Problem requirements.
In the material below, list every line carrying the string "text".

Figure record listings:
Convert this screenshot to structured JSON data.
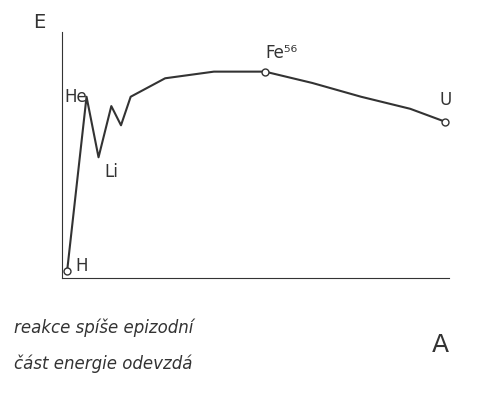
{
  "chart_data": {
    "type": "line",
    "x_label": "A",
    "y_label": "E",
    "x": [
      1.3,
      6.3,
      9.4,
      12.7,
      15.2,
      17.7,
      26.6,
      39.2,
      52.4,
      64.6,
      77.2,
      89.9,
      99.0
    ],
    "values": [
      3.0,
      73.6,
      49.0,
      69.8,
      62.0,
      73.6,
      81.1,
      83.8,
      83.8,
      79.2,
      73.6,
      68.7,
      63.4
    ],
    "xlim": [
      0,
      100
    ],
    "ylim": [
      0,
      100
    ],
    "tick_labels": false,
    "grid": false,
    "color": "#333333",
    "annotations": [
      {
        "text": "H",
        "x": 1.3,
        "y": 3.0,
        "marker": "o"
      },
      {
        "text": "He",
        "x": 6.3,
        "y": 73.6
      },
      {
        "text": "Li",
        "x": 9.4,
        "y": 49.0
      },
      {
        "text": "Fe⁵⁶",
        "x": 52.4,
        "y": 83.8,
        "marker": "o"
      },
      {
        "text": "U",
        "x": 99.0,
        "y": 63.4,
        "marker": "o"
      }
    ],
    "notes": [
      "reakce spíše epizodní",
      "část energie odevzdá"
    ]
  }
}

Exercise response.
        "text": "H",
        "text": "He",
        "text": "Li",
        "text": "Fe⁵⁶",
        "text": "U",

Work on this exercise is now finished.